[Data extracted from a collection]
******

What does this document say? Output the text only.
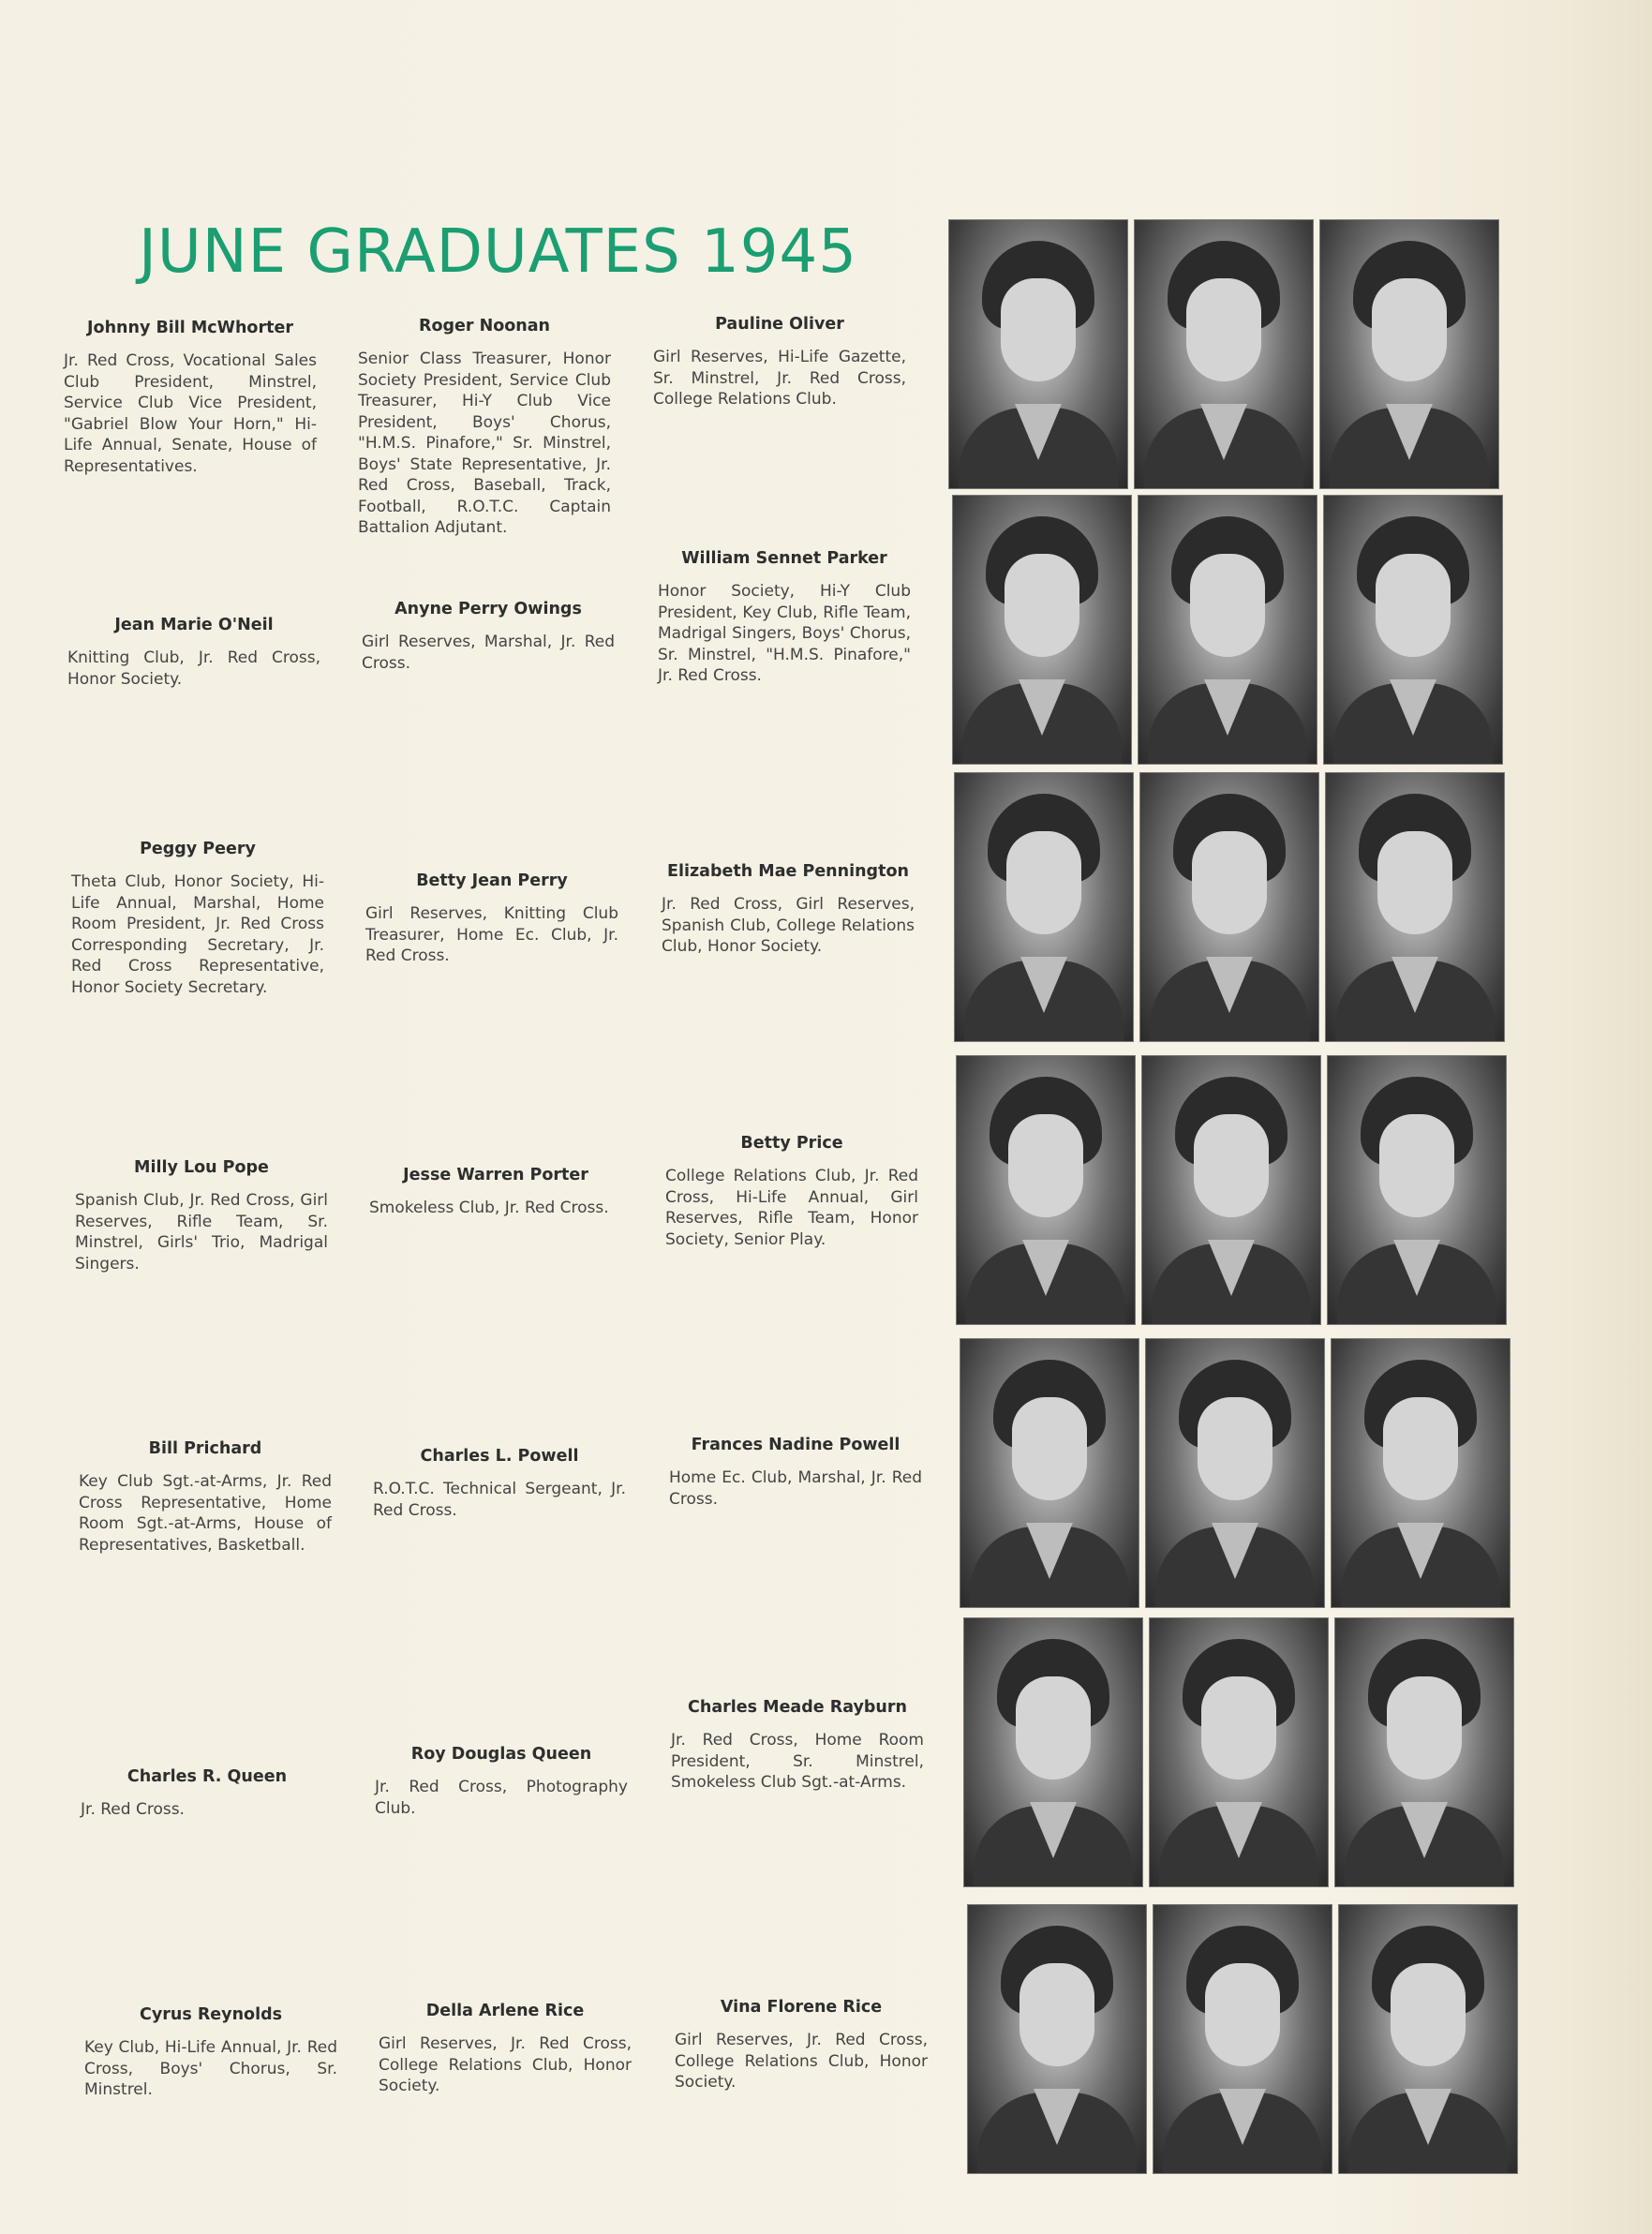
JUNE GRADUATES 1945

Johnny Bill McWhorter

Jr. Red Cross, Vocational Sales Club President, Minstrel, Service Club Vice President, "Gabriel Blow Your Horn," Hi-Life Annual, Senate, House of Representatives.

Roger Noonan

Senior Class Treasurer, Honor Society President, Service Club Treasurer, Hi-Y Club Vice President, Boys' Chorus, "H.M.S. Pinafore," Sr. Minstrel, Boys' State Representative, Jr. Red Cross, Baseball, Track, Football, R.O.T.C. Captain Battalion Adjutant.

Pauline Oliver

Girl Reserves, Hi-Life Gazette, Sr. Minstrel, Jr. Red Cross, College Relations Club.

Jean Marie O'Neil

Knitting Club, Jr. Red Cross, Honor Society.

Anyne Perry Owings

Girl Reserves, Marshal, Jr. Red Cross.

William Sennet Parker

Honor Society, Hi-Y Club President, Key Club, Rifle Team, Madrigal Singers, Boys' Chorus, Sr. Minstrel, "H.M.S. Pinafore," Jr. Red Cross.

Peggy Peery

Theta Club, Honor Society, Hi-Life Annual, Marshal, Home Room President, Jr. Red Cross Corresponding Secretary, Jr. Red Cross Representative, Honor Society Secretary.

Betty Jean Perry

Girl Reserves, Knitting Club Treasurer, Home Ec. Club, Jr. Red Cross.

Elizabeth Mae Pennington

Jr. Red Cross, Girl Reserves, Spanish Club, College Relations Club, Honor Society.

Milly Lou Pope

Spanish Club, Jr. Red Cross, Girl Reserves, Rifle Team, Sr. Minstrel, Girls' Trio, Madrigal Singers.

Jesse Warren Porter

Smokeless Club, Jr. Red Cross.

Betty Price

College Relations Club, Jr. Red Cross, Hi-Life Annual, Girl Reserves, Rifle Team, Honor Society, Senior Play.

Bill Prichard

Key Club Sgt.-at-Arms, Jr. Red Cross Representative, Home Room Sgt.-at-Arms, House of Representatives, Basketball.

Charles L. Powell

R.O.T.C. Technical Sergeant, Jr. Red Cross.

Frances Nadine Powell

Home Ec. Club, Marshal, Jr. Red Cross.

Charles R. Queen

Jr. Red Cross.

Roy Douglas Queen

Jr. Red Cross, Photography Club.

Charles Meade Rayburn

Jr. Red Cross, Home Room President, Sr. Minstrel, Smokeless Club Sgt.-at-Arms.

Cyrus Reynolds

Key Club, Hi-Life Annual, Jr. Red Cross, Boys' Chorus, Sr. Minstrel.

Della Arlene Rice

Girl Reserves, Jr. Red Cross, College Relations Club, Honor Society.

Vina Florene Rice

Girl Reserves, Jr. Red Cross, College Relations Club, Honor Society.
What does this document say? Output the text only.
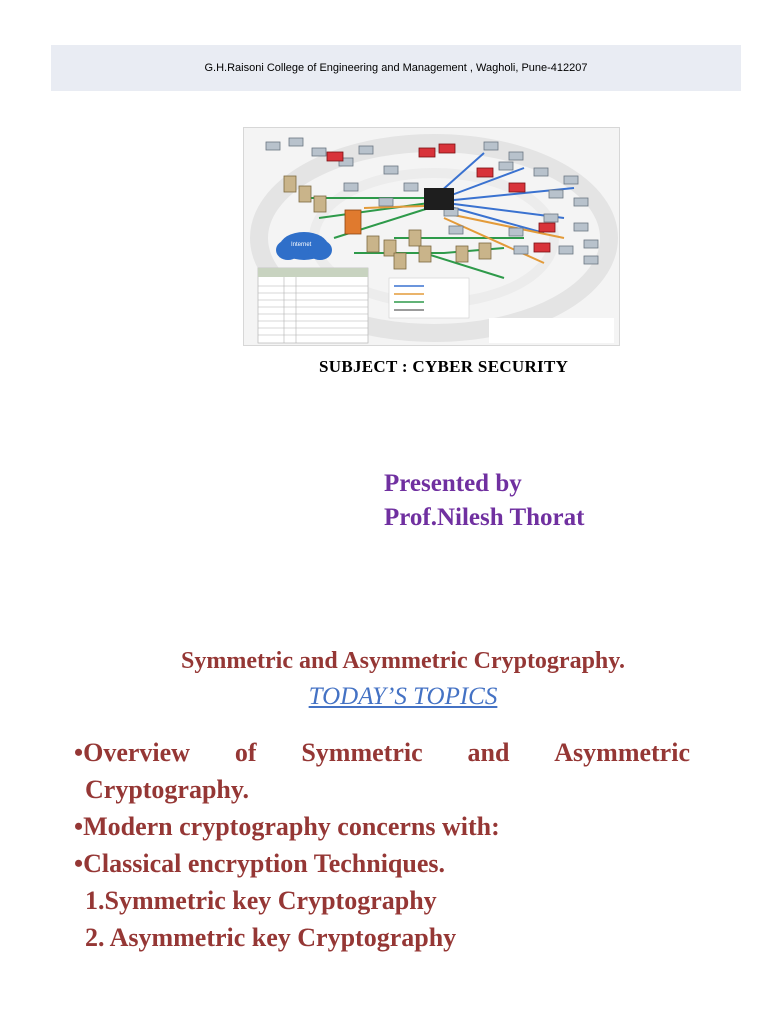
G.H.Raisoni College of Engineering and Management , Wagholi, Pune-412207
Internet
SUBJECT : CYBER SECURITY
Presented by
Prof.Nilesh Thorat
Symmetric and Asymmetric Cryptography.
TODAY’S TOPICS
•Overview of Symmetric and Asymmetric
Cryptography.
•Modern cryptography concerns with:
•Classical encryption Techniques.
1.Symmetric key Cryptography
2. Asymmetric key Cryptography
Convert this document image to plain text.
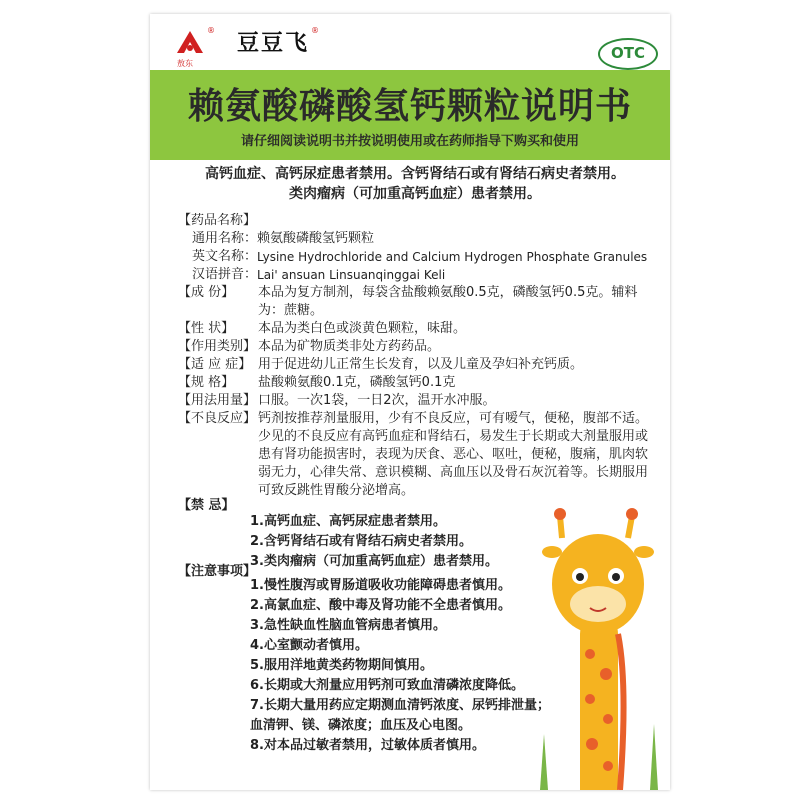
敖东
®
豆豆飞
®
OTC
赖氨酸磷酸氢钙颗粒说明书
请仔细阅读说明书并按说明使用或在药师指导下购买和使用
高钙血症、高钙尿症患者禁用。含钙肾结石或有肾结石病史者禁用。
类肉瘤病（可加重高钙血症）患者禁用。
【药品名称】
通用名称： 赖氨酸磷酸氢钙颗粒
英文名称： Lysine Hydrochloride and Calcium Hydrogen Phosphate Granules
汉语拼音： Lai' ansuan Linsuanqinggai Keli
【成 份】	本品为复方制剂，每袋含盐酸赖氨酸0.5克，磷酸氢钙0.5克。辅料为：蔗糖。
【性 状】	本品为类白色或淡黄色颗粒，味甜。
【作用类别】 本品为矿物质类非处方药药品。
【适 应 症】 用于促进幼儿正常生长发育，以及儿童及孕妇补充钙质。
【规 格】	盐酸赖氨酸0.1克，磷酸氢钙0.1克
【用法用量】 口服。一次1袋，一日2次，温开水冲服。
【不良反应】 钙剂按推荐剂量服用，少有不良反应，可有嗳气，便秘，腹部不适。少见的不良反应有高钙血症和肾结石，易发生于长期或大剂量服用或患有肾功能损害时，表现为厌食、恶心、呕吐，便秘，腹痛，肌肉软弱无力，心律失常、意识模糊、高血压以及骨石灰沉着等。长期服用可致反跳性胃酸分泌增高。
【禁 忌】
1.高钙血症、高钙尿症患者禁用。
2.含钙肾结石或有肾结石病史者禁用。
3.类肉瘤病（可加重高钙血症）患者禁用。
【注意事项】
1.慢性腹泻或胃肠道吸收功能障碍患者慎用。
2.高氯血症、酸中毒及肾功能不全患者慎用。
3.急性缺血性脑血管病患者慎用。
4.心室颤动者慎用。
5.服用洋地黄类药物期间慎用。
6.长期或大剂量应用钙剂可致血清磷浓度降低。
7.长期大量用药应定期测血清钙浓度、尿钙排泄量；血清钾、镁、磷浓度；血压及心电图。
8.对本品过敏者禁用，过敏体质者慎用。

******

▶ _WHAT TO DO_: How many lines in the records hold the string "含钙肾结石或有肾结石病史者禁用"? Reply with the number alone.

▶ _RIGHT ANSWER_: 2